- [DIRECTION]: Copy every line of the listing that holds the string "shapes".
-- start --
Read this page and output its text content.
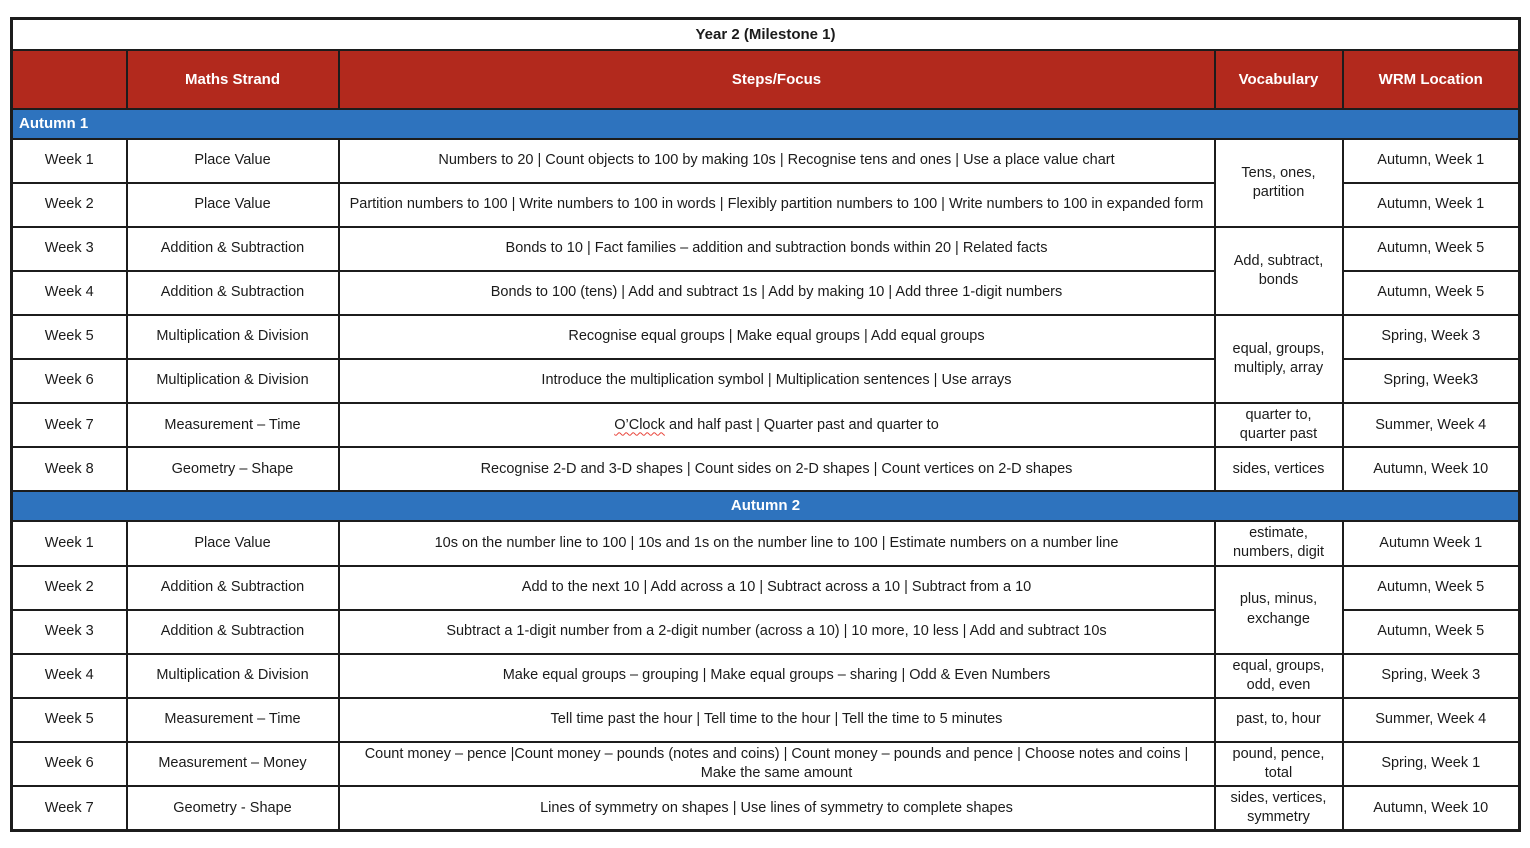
Year 2 (Milestone 1)				
	Maths Strand	Steps/Focus	Vocabulary	WRM Location
Autumn 1				
Week 1	Place Value	Numbers to 20 | Count objects to 100 by making 10s | Recognise tens and ones | Use a place value chart	Tens, ones, partition	Autumn, Week 1
Week 2	Place Value	Partition numbers to 100 | Write numbers to 100 in words | Flexibly partition numbers to 100 | Write numbers to 100 in expanded form		Autumn, Week 1
Week 3	Addition & Subtraction	Bonds to 10 | Fact families – addition and subtraction bonds within 20 | Related facts	Add, subtract, bonds	Autumn, Week 5
Week 4	Addition & Subtraction	Bonds to 100 (tens) | Add and subtract 1s | Add by making 10 | Add three 1-digit numbers		Autumn, Week 5
Week 5	Multiplication & Division	Recognise equal groups | Make equal groups | Add equal groups	equal, groups, multiply, array	Spring, Week 3
Week 6	Multiplication & Division	Introduce the multiplication symbol | Multiplication sentences | Use arrays		Spring, Week3
Week 7	Measurement – Time	O’Clock and half past | Quarter past and quarter to	quarter to, quarter past	Summer, Week 4
Week 8	Geometry – Shape	Recognise 2-D and 3-D shapes | Count sides on 2-D shapes | Count vertices on 2-D shapes	sides, vertices	Autumn, Week 10
Autumn 2				
Week 1	Place Value	10s on the number line to 100 | 10s and 1s on the number line to 100 | Estimate numbers on a number line	estimate, numbers, digit	Autumn Week 1
Week 2	Addition & Subtraction	Add to the next 10 | Add across a 10 | Subtract across a 10 | Subtract from a 10	plus, minus, exchange	Autumn, Week 5
Week 3	Addition & Subtraction	Subtract a 1-digit number from a 2-digit number (across a 10) | 10 more, 10 less | Add and subtract 10s		Autumn, Week 5
Week 4	Multiplication & Division	Make equal groups – grouping | Make equal groups – sharing | Odd & Even Numbers	equal, groups, odd, even	Spring, Week 3
Week 5	Measurement – Time	Tell time past the hour | Tell time to the hour | Tell the time to 5 minutes	past, to, hour	Summer, Week 4
Week 6	Measurement – Money	Count money – pence |Count money – pounds (notes and coins) | Count money – pounds and pence | Choose notes and coins | Make the same amount	pound, pence, total	Spring, Week 1
Week 7	Geometry - Shape	Lines of symmetry on shapes | Use lines of symmetry to complete shapes	sides, vertices, symmetry	Autumn, Week 10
-- end --
- [COMPLETE RESPONSE]:
Week 8	Geometry – Shape	Recognise 2-D and 3-D shapes | Count sides on 2-D shapes | Count vertices on 2-D shapes	sides, vertices	Autumn, Week 10
Week 7	Geometry - Shape	Lines of symmetry on shapes | Use lines of symmetry to complete shapes	sides, vertices, symmetry	Autumn, Week 10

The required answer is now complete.